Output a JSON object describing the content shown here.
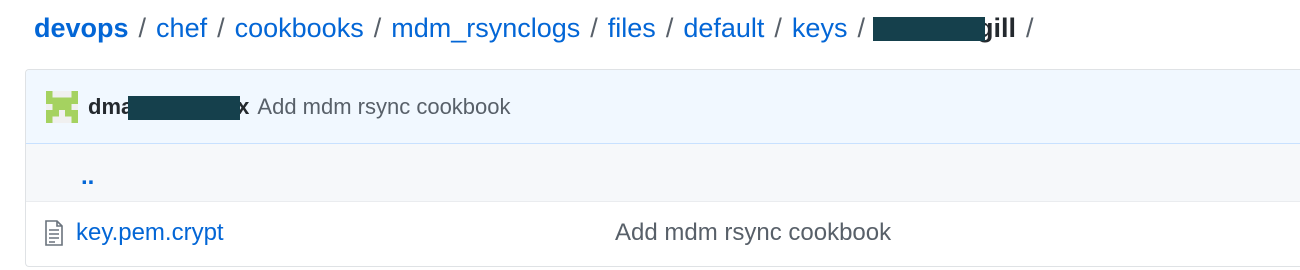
{
  "breadcrumb": {
    "root": "devops",
    "separator": "/",
    "segments": [
      "chef",
      "cookbooks",
      "mdm_rsynclogs",
      "files",
      "default",
      "keys"
    ],
    "final": "dev_cargill"
  },
  "commit": {
    "author": "dmarkeycloudx",
    "message": "Add mdm rsync cookbook"
  },
  "up_link": "..",
  "files": [
    {
      "name": "key.pem.crypt",
      "commit_message": "Add mdm rsync cookbook"
    }
  ],
  "colors": {
    "link": "#0366d6",
    "redaction": "#15404c",
    "commit_bar_bg": "#f1f8ff",
    "avatar": "#a5d260"
  },
  "icons": {
    "avatar": "identicon",
    "file": "file-text-icon"
  }
}
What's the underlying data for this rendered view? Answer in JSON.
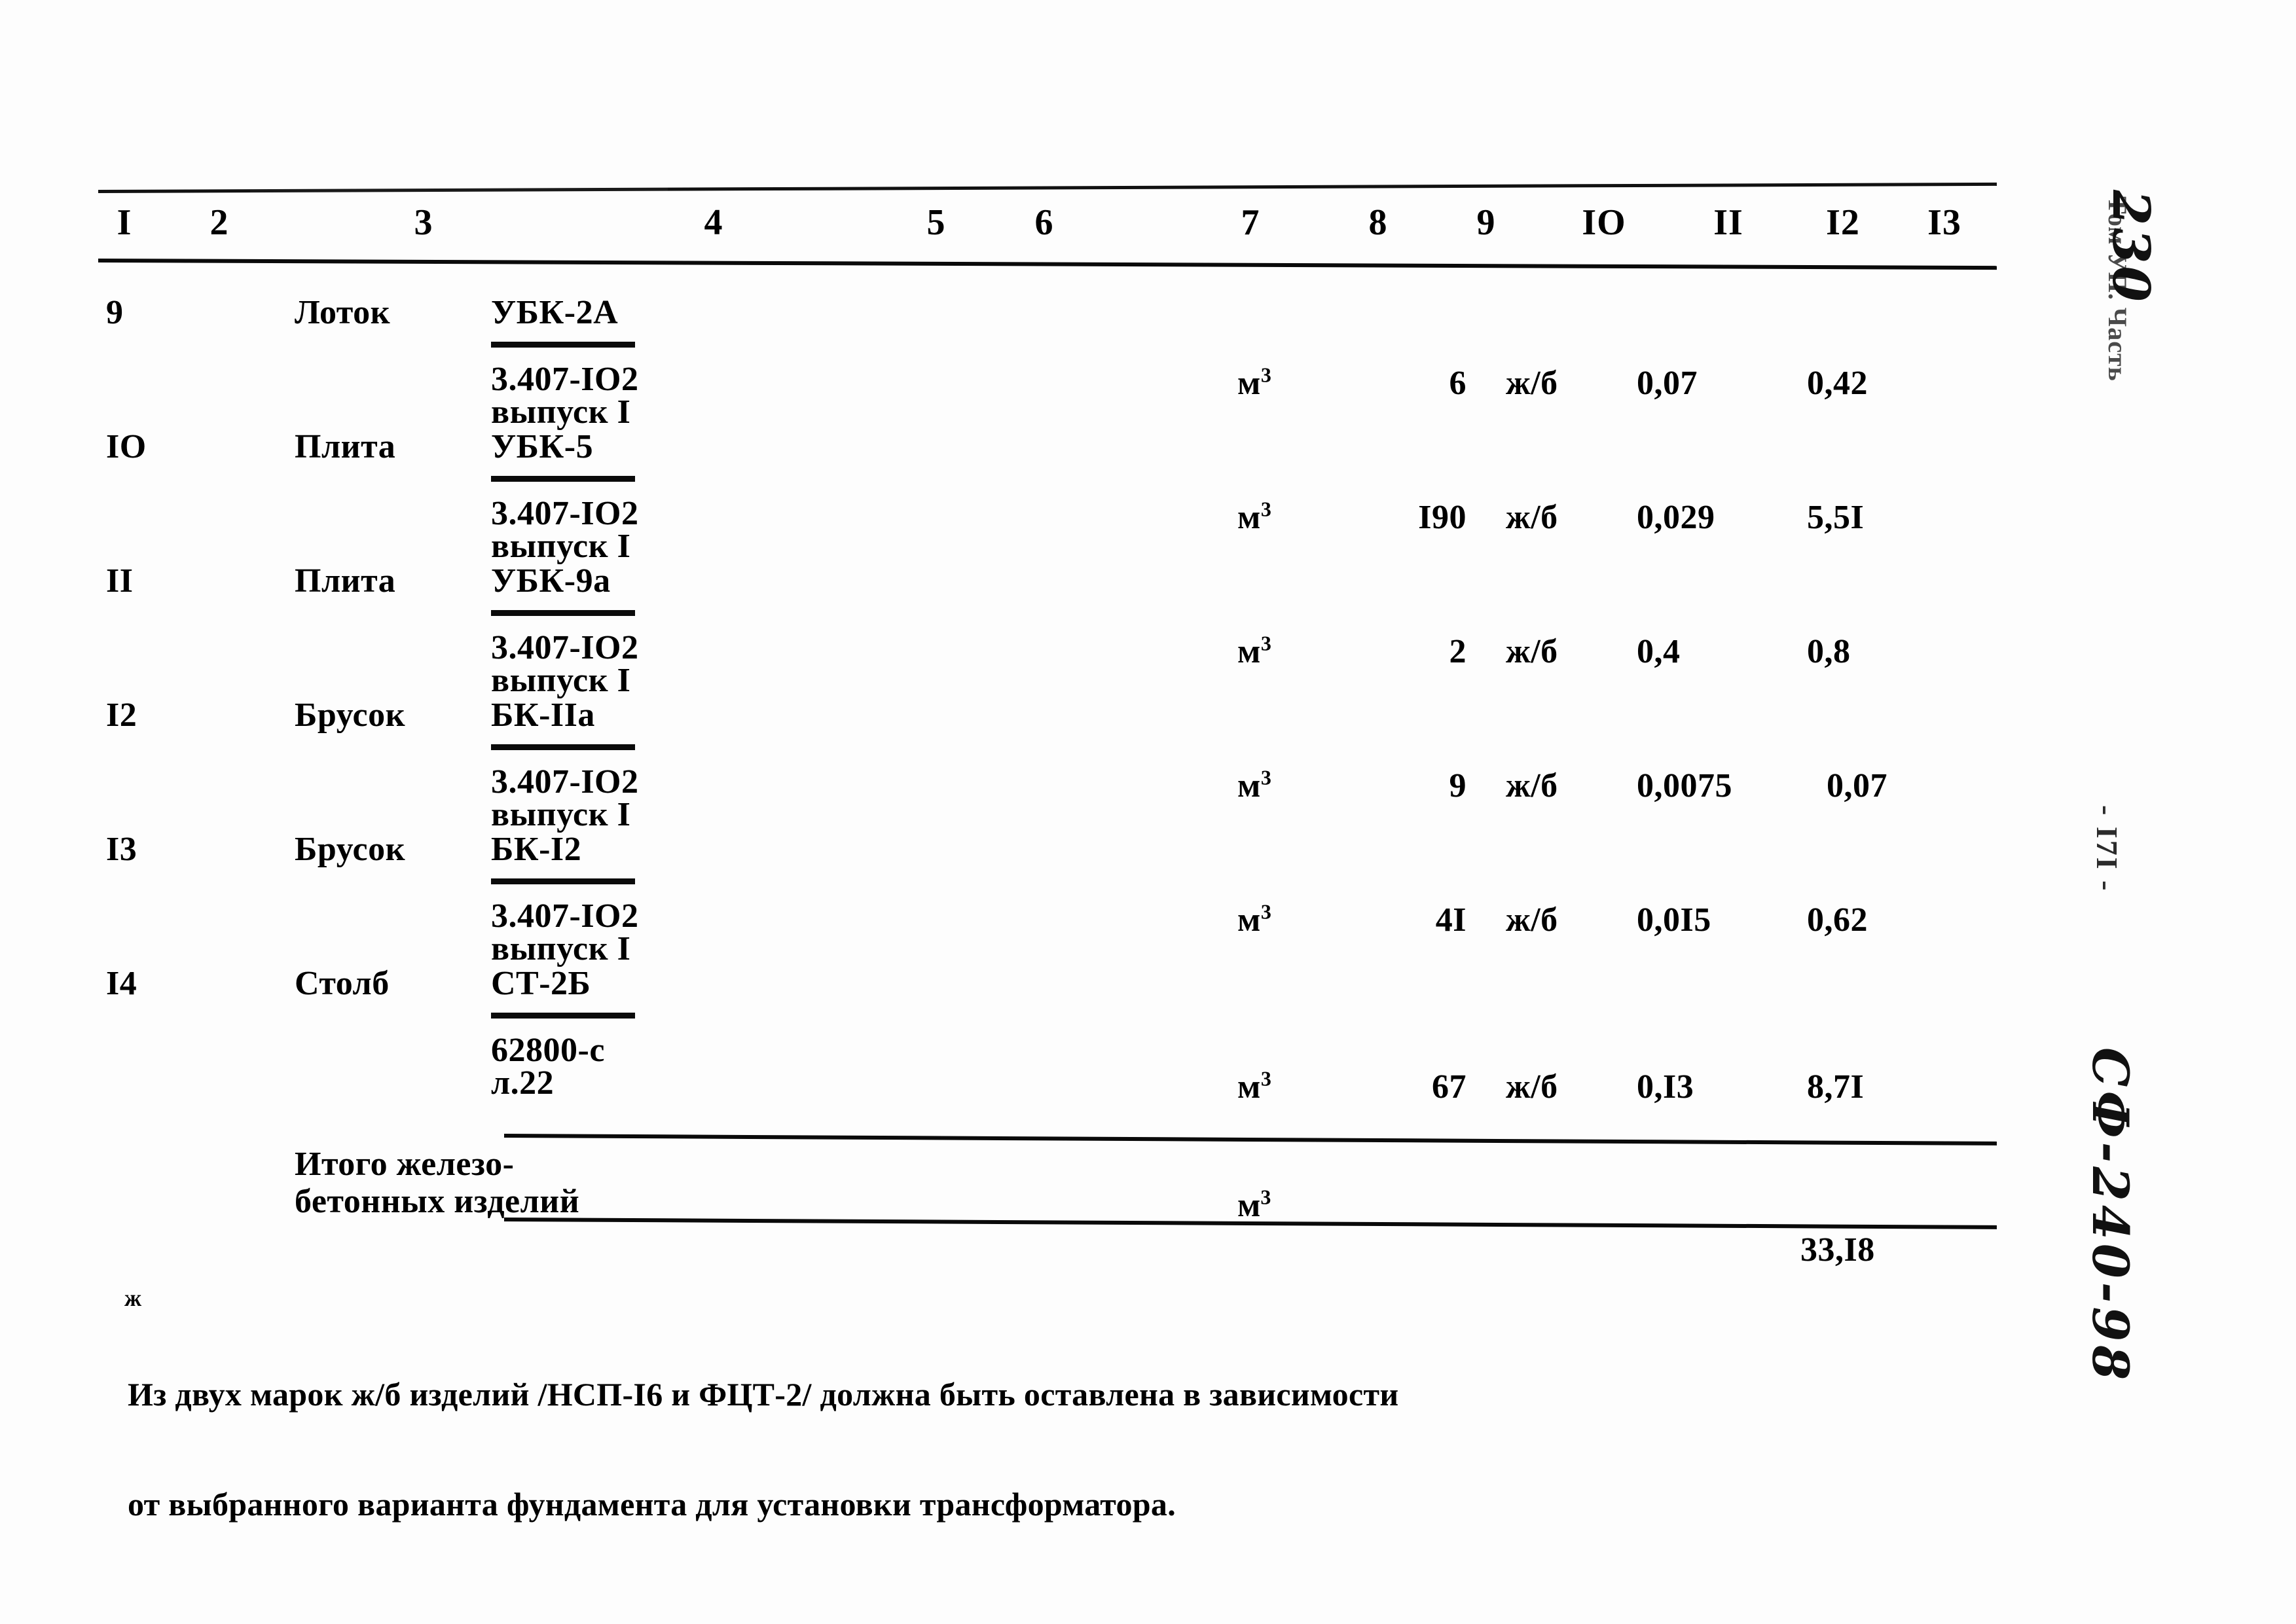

● ● ● ●

* [What needs to be done] Pictures in the records must not appear in the copy; transcribe everything else precisely.

* [Solution to the problem]
Output a JSON object describing the content shown here.
{
  "breadcrumb": {
    "root": "devops",
    "separator": "/",
    "segments": [
      "chef",
      "cookbooks",
      "mdm_rsynclogs",
      "files",
      "default",
      "keys"
    ],
    "final": "dev_cargill"
  },
  "commit": {
    "author": "dmarkeycloudx",
    "message": "Add mdm rsync cookbook"
  },
  "up_link": "..",
  "files": [
    {
      "name": "key.pem.crypt",
      "commit_message": "Add mdm rsync cookbook"
    }
  ],
  "colors": {
    "link": "#0366d6",
    "redaction": "#15404c",
    "commit_bar_bg": "#f1f8ff",
    "avatar": "#a5d260"
  },
  "icons": {
    "avatar": "identicon",
    "file": "file-text-icon"
  }
}
What's the underlying data for this rendered view? Answer in JSON.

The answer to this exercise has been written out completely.